╭─ Data entries

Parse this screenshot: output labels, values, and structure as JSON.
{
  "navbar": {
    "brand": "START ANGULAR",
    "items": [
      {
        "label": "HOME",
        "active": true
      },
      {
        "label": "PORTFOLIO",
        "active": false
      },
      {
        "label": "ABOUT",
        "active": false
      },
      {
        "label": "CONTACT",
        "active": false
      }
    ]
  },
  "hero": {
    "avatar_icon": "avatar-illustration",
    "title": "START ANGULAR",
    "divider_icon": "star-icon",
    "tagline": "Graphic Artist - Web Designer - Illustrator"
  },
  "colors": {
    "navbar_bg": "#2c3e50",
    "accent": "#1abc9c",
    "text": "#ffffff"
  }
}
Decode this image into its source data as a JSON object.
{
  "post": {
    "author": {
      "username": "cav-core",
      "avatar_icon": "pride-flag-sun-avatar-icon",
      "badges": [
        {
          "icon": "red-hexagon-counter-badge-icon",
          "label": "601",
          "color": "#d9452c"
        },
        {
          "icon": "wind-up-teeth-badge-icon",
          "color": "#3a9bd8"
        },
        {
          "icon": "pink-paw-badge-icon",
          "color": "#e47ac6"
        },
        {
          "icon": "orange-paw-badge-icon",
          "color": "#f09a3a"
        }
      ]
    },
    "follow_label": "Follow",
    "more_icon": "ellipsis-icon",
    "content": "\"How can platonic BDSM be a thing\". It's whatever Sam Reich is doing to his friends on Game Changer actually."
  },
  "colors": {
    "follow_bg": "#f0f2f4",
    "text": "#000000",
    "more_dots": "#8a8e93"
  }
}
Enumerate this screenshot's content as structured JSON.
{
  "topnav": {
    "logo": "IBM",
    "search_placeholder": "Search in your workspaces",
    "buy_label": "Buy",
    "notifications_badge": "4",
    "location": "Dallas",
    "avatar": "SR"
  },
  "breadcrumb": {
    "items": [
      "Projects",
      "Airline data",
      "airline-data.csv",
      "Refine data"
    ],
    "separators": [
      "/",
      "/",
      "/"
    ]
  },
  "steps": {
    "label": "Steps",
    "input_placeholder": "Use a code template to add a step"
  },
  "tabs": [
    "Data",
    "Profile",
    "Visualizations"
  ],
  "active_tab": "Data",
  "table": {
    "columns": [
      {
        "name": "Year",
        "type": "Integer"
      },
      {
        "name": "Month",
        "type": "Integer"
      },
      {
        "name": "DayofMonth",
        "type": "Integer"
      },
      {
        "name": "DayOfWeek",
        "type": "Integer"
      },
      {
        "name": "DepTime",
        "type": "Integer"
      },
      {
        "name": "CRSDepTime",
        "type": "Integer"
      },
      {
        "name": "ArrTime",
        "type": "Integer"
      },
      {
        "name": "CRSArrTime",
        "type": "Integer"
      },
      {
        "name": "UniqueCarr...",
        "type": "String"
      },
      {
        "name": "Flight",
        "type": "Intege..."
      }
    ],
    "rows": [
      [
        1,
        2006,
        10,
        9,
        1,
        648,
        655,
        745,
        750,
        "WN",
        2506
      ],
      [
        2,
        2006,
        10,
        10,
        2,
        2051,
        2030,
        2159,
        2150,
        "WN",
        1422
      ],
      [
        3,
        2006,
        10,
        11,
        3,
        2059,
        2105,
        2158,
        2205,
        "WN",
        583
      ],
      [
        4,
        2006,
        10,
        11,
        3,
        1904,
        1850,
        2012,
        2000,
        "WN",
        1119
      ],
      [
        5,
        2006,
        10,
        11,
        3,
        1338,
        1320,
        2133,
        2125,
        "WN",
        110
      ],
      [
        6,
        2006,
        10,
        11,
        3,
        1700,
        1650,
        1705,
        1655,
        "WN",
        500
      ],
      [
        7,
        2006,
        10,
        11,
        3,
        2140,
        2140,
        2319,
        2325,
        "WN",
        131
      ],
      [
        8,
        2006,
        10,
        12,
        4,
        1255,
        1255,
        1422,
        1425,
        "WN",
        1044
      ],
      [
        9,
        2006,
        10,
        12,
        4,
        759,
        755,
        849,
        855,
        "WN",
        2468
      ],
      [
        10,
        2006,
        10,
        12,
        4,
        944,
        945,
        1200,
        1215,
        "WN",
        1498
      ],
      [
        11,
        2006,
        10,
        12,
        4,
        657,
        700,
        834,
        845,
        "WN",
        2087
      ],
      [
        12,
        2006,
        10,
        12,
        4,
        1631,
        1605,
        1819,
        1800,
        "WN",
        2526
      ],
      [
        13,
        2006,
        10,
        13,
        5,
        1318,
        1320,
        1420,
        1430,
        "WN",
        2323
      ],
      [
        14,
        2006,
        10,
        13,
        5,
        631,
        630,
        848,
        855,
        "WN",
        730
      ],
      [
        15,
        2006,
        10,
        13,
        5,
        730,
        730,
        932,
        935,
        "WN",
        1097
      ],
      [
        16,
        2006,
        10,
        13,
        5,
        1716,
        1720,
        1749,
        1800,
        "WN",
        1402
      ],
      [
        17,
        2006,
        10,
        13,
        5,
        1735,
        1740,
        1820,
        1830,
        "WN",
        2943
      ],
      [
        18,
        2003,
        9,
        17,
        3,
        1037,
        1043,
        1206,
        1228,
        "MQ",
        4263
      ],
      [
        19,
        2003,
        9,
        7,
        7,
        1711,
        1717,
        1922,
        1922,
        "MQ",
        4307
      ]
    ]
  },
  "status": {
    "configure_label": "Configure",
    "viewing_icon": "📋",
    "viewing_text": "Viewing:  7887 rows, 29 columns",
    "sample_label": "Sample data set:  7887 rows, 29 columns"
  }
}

╰─

> Exercise prompt:
Above are the records; retype every one exactly.

> Solution for this exercise:
Parse this screenshot: output labels, values, and structure as JSON.
{
  "navbar": {
    "brand": "START ANGULAR",
    "items": [
      {
        "label": "HOME",
        "active": true
      },
      {
        "label": "PORTFOLIO",
        "active": false
      },
      {
        "label": "ABOUT",
        "active": false
      },
      {
        "label": "CONTACT",
        "active": false
      }
    ]
  },
  "hero": {
    "avatar_icon": "avatar-illustration",
    "title": "START ANGULAR",
    "divider_icon": "star-icon",
    "tagline": "Graphic Artist - Web Designer - Illustrator"
  },
  "colors": {
    "navbar_bg": "#2c3e50",
    "accent": "#1abc9c",
    "text": "#ffffff"
  }
}
Decode this image into its source data as a JSON object.
{
  "post": {
    "author": {
      "username": "cav-core",
      "avatar_icon": "pride-flag-sun-avatar-icon",
      "badges": [
        {
          "icon": "red-hexagon-counter-badge-icon",
          "label": "601",
          "color": "#d9452c"
        },
        {
          "icon": "wind-up-teeth-badge-icon",
          "color": "#3a9bd8"
        },
        {
          "icon": "pink-paw-badge-icon",
          "color": "#e47ac6"
        },
        {
          "icon": "orange-paw-badge-icon",
          "color": "#f09a3a"
        }
      ]
    },
    "follow_label": "Follow",
    "more_icon": "ellipsis-icon",
    "content": "\"How can platonic BDSM be a thing\". It's whatever Sam Reich is doing to his friends on Game Changer actually."
  },
  "colors": {
    "follow_bg": "#f0f2f4",
    "text": "#000000",
    "more_dots": "#8a8e93"
  }
}
Enumerate this screenshot's content as structured JSON.
{
  "topnav": {
    "logo": "IBM",
    "search_placeholder": "Search in your workspaces",
    "buy_label": "Buy",
    "notifications_badge": "4",
    "location": "Dallas",
    "avatar": "SR"
  },
  "breadcrumb": {
    "items": [
      "Projects",
      "Airline data",
      "airline-data.csv",
      "Refine data"
    ],
    "separators": [
      "/",
      "/",
      "/"
    ]
  },
  "steps": {
    "label": "Steps",
    "input_placeholder": "Use a code template to add a step"
  },
  "tabs": [
    "Data",
    "Profile",
    "Visualizations"
  ],
  "active_tab": "Data",
  "table": {
    "columns": [
      {
        "name": "Year",
        "type": "Integer"
      },
      {
        "name": "Month",
        "type": "Integer"
      },
      {
        "name": "DayofMonth",
        "type": "Integer"
      },
      {
        "name": "DayOfWeek",
        "type": "Integer"
      },
      {
        "name": "DepTime",
        "type": "Integer"
      },
      {
        "name": "CRSDepTime",
        "type": "Integer"
      },
      {
        "name": "ArrTime",
        "type": "Integer"
      },
      {
        "name": "CRSArrTime",
        "type": "Integer"
      },
      {
        "name": "UniqueCarr...",
        "type": "String"
      },
      {
        "name": "Flight",
        "type": "Intege..."
      }
    ],
    "rows": [
      [
        1,
        2006,
        10,
        9,
        1,
        648,
        655,
        745,
        750,
        "WN",
        2506
      ],
      [
        2,
        2006,
        10,
        10,
        2,
        2051,
        2030,
        2159,
        2150,
        "WN",
        1422
      ],
      [
        3,
        2006,
        10,
        11,
        3,
        2059,
        2105,
        2158,
        2205,
        "WN",
        583
      ],
      [
        4,
        2006,
        10,
        11,
        3,
        1904,
        1850,
        2012,
        2000,
        "WN",
        1119
      ],
      [
        5,
        2006,
        10,
        11,
        3,
        1338,
        1320,
        2133,
        2125,
        "WN",
        110
      ],
      [
        6,
        2006,
        10,
        11,
        3,
        1700,
        1650,
        1705,
        1655,
        "WN",
        500
      ],
      [
        7,
        2006,
        10,
        11,
        3,
        2140,
        2140,
        2319,
        2325,
        "WN",
        131
      ],
      [
        8,
        2006,
        10,
        12,
        4,
        1255,
        1255,
        1422,
        1425,
        "WN",
        1044
      ],
      [
        9,
        2006,
        10,
        12,
        4,
        759,
        755,
        849,
        855,
        "WN",
        2468
      ],
      [
        10,
        2006,
        10,
        12,
        4,
        944,
        945,
        1200,
        1215,
        "WN",
        1498
      ],
      [
        11,
        2006,
        10,
        12,
        4,
        657,
        700,
        834,
        845,
        "WN",
        2087
      ],
      [
        12,
        2006,
        10,
        12,
        4,
        1631,
        1605,
        1819,
        1800,
        "WN",
        2526
      ],
      [
        13,
        2006,
        10,
        13,
        5,
        1318,
        1320,
        1420,
        1430,
        "WN",
        2323
      ],
      [
        14,
        2006,
        10,
        13,
        5,
        631,
        630,
        848,
        855,
        "WN",
        730
      ],
      [
        15,
        2006,
        10,
        13,
        5,
        730,
        730,
        932,
        935,
        "WN",
        1097
      ],
      [
        16,
        2006,
        10,
        13,
        5,
        1716,
        1720,
        1749,
        1800,
        "WN",
        1402
      ],
      [
        17,
        2006,
        10,
        13,
        5,
        1735,
        1740,
        1820,
        1830,
        "WN",
        2943
      ],
      [
        18,
        2003,
        9,
        17,
        3,
        1037,
        1043,
        1206,
        1228,
        "MQ",
        4263
      ],
      [
        19,
        2003,
        9,
        7,
        7,
        1711,
        1717,
        1922,
        1922,
        "MQ",
        4307
      ]
    ]
  },
  "status": {
    "configure_label": "Configure",
    "viewing_icon": "📋",
    "viewing_text": "Viewing:  7887 rows, 29 columns",
    "sample_label": "Sample data set:  7887 rows, 29 columns"
  }
}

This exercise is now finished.